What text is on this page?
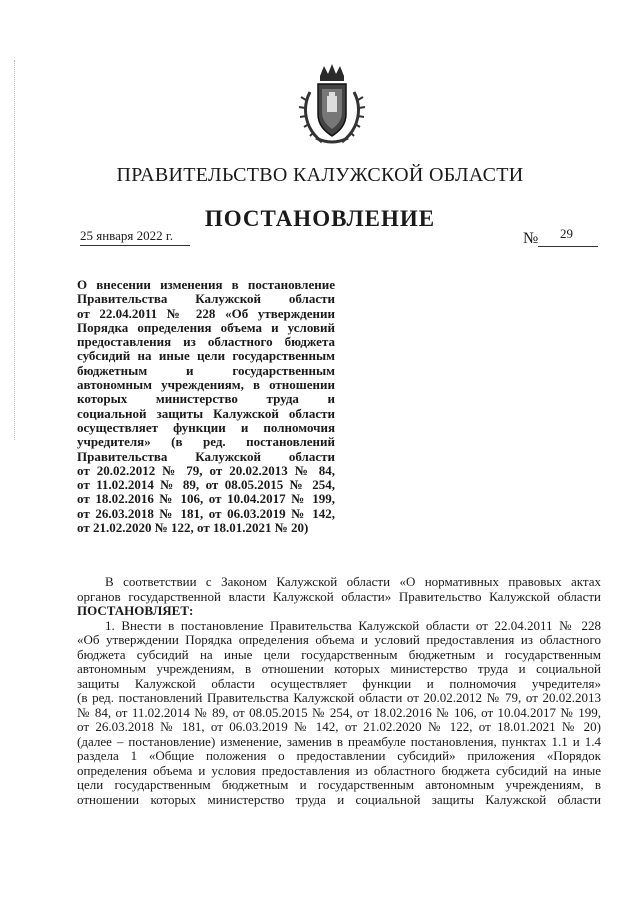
ПРАВИТЕЛЬСТВО КАЛУЖСКОЙ ОБЛАСТИ
ПОСТАНОВЛЕНИЕ
25 января 2022 г.	№ 29
О внесении изменения в постановление
Правительства Калужской области
от 22.04.2011 № 228 «Об утверждении
Порядка определения объема и условий
предоставления из областного бюджета
субсидий на иные цели государственным
бюджетным и государственным
автономным учреждениям, в отношении
которых министерство труда и
социальной защиты Калужской области
осуществляет функции и полномочия
учредителя» (в ред. постановлений
Правительства Калужской области
от 20.02.2012 № 79, от 20.02.2013 № 84,
от 11.02.2014 № 89, от 08.05.2015 № 254,
от 18.02.2016 № 106, от 10.04.2017 № 199,
от 26.03.2018 № 181, от 06.03.2019 № 142,
от 21.02.2020 № 122, от 18.01.2021 № 20)
В соответствии с Законом Калужской области «О нормативных правовых актах
органов государственной власти Калужской области» Правительство Калужской области
ПОСТАНОВЛЯЕТ:
1. Внести в постановление Правительства Калужской области от 22.04.2011 № 228
«Об утверждении Порядка определения объема и условий предоставления из областного
бюджета субсидий на иные цели государственным бюджетным и государственным
автономным учреждениям, в отношении которых министерство труда и социальной
защиты Калужской области осуществляет функции и полномочия учредителя»
(в ред. постановлений Правительства Калужской области от 20.02.2012 № 79, от 20.02.2013
№ 84, от 11.02.2014 № 89, от 08.05.2015 № 254, от 18.02.2016 № 106, от 10.04.2017 № 199,
от 26.03.2018 № 181, от 06.03.2019 № 142, от 21.02.2020 № 122, от 18.01.2021 № 20)
(далее – постановление) изменение, заменив в преамбуле постановления, пунктах 1.1 и 1.4
раздела 1 «Общие положения о предоставлении субсидий» приложения «Порядок
определения объема и условия предоставления из областного бюджета субсидий на иные
цели государственным бюджетным и государственным автономным учреждениям, в
отношении которых министерство труда и социальной защиты Калужской области
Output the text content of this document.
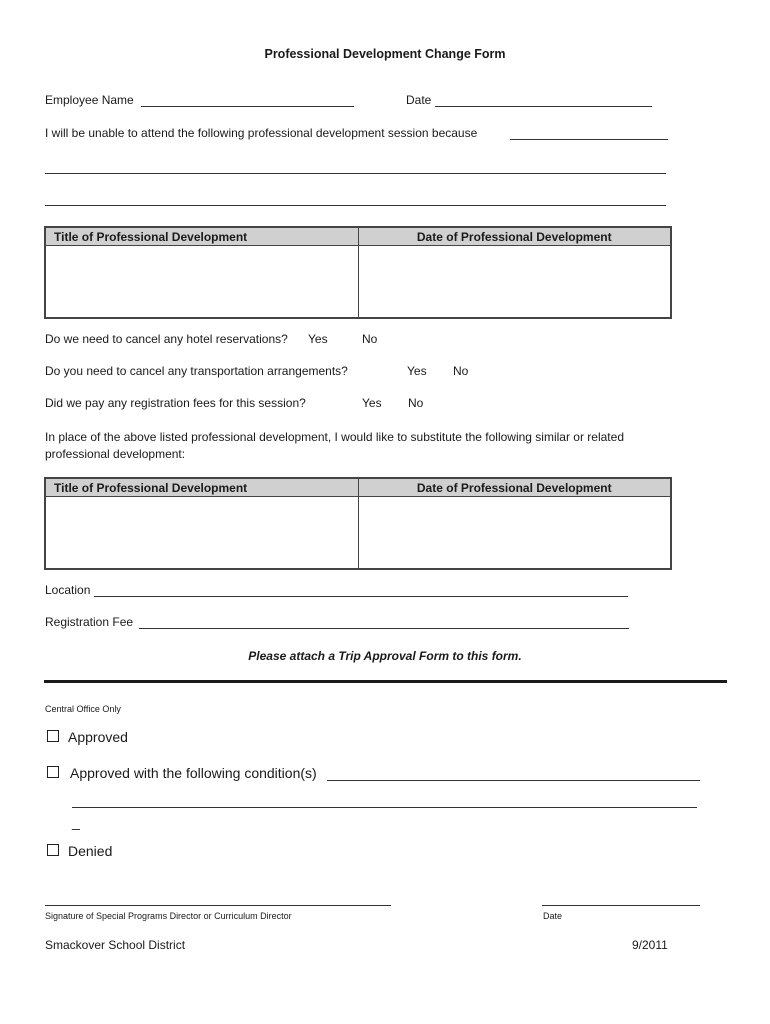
Professional Development Change Form
Employee Name	Date
I will be unable to attend the following professional development session because
Title of Professional Development	Date of Professional Development

Do we need to cancel any hotel reservations? Yes	No
Do you need to cancel any transportation arrangements?	Yes No
Did we pay any registration fees for this session?	Yes No
In place of the above listed professional development, I would like to substitute the following similar or related
professional development:
Title of Professional Development	Date of Professional Development

Location
Registration Fee
Please attach a Trip Approval Form to this form.
Central Office Only
Approved
Approved with the following condition(s)
_
Denied
Signature of Special Programs Director or Curriculum Director	Date
Smackover School District	9/2011
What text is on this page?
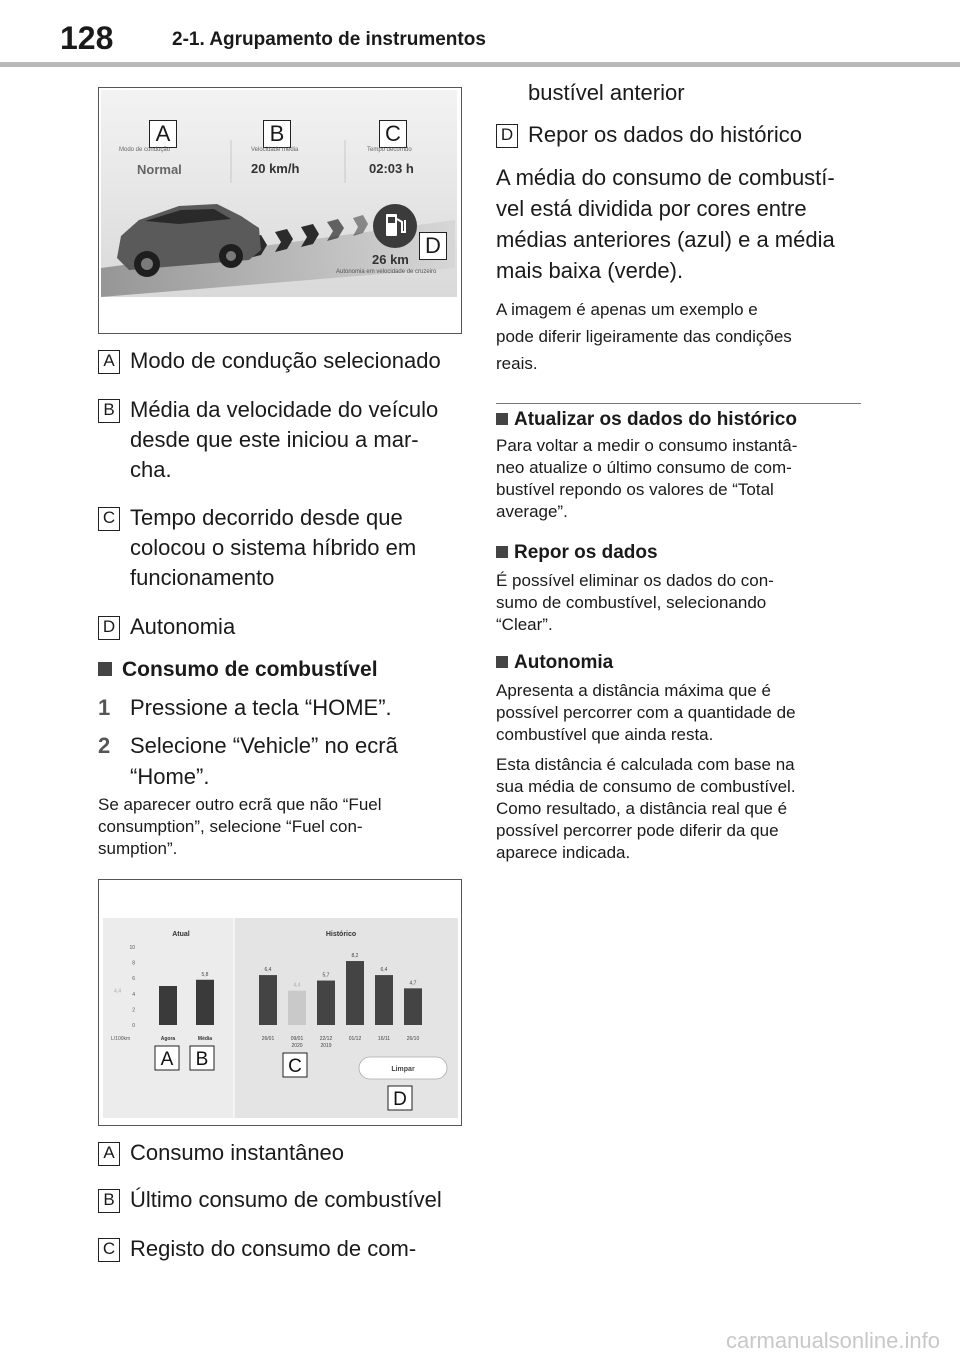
128	2-1. Agrupamento de instrumentos
A	B	C
D
Modo de condução	Velocidade média	Tempo decorrido
Normal	20 km/h	02:03 h
26 km
Autonomia em velocidade de cruzeiro
A Modo de condução selecionado
B Média da velocidade do veículo
desde que este iniciou a mar-
cha.
C Tempo decorrido desde que
colocou o sistema híbrido em
funcionamento
D Autonomia
Consumo de combustível
1 Pressione a tecla “HOME”.
2 Selecione “Vehicle” no ecrã
“Home”.
Se aparecer outro ecrã que não “Fuel
consumption”, selecione “Fuel con-
sumption”.
Atual	Histórico
0
2
4
6
8
10
4,4
L/100km	Agora
5,8
Média
6,4
26/01
4,4
09/01
2020
5,7
22/12
2019
8,2
01/12
6,4
16/11
4,7
26/10
Limpar
A B	C
D
A Consumo instantâneo
B Último consumo de combustível
C Registo do consumo de com-
bustível anterior
D Repor os dados do histórico
A média do consumo de combustí-
vel está dividida por cores entre
médias anteriores (azul) e a média
mais baixa (verde).
A imagem é apenas um exemplo e
pode diferir ligeiramente das condições
reais.
Atualizar os dados do histórico
Para voltar a medir o consumo instantâ-
neo atualize o último consumo de com-
bustível repondo os valores de “Total
average”.
Repor os dados
É possível eliminar os dados do con-
sumo de combustível, selecionando
“Clear”.
Autonomia
Apresenta a distância máxima que é
possível percorrer com a quantidade de
combustível que ainda resta.
Esta distância é calculada com base na
sua média de consumo de combustível.
Como resultado, a distância real que é
possível percorrer pode diferir da que
aparece indicada.
carmanualsonline.info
----
Look through the material and copy each line that has "государственным".

субсидий на иные цели государственным
бюджетным и государственным
бюджета субсидий на иные цели государственным бюджетным и государственным
цели государственным бюджетным и государственным автономным учреждениям, в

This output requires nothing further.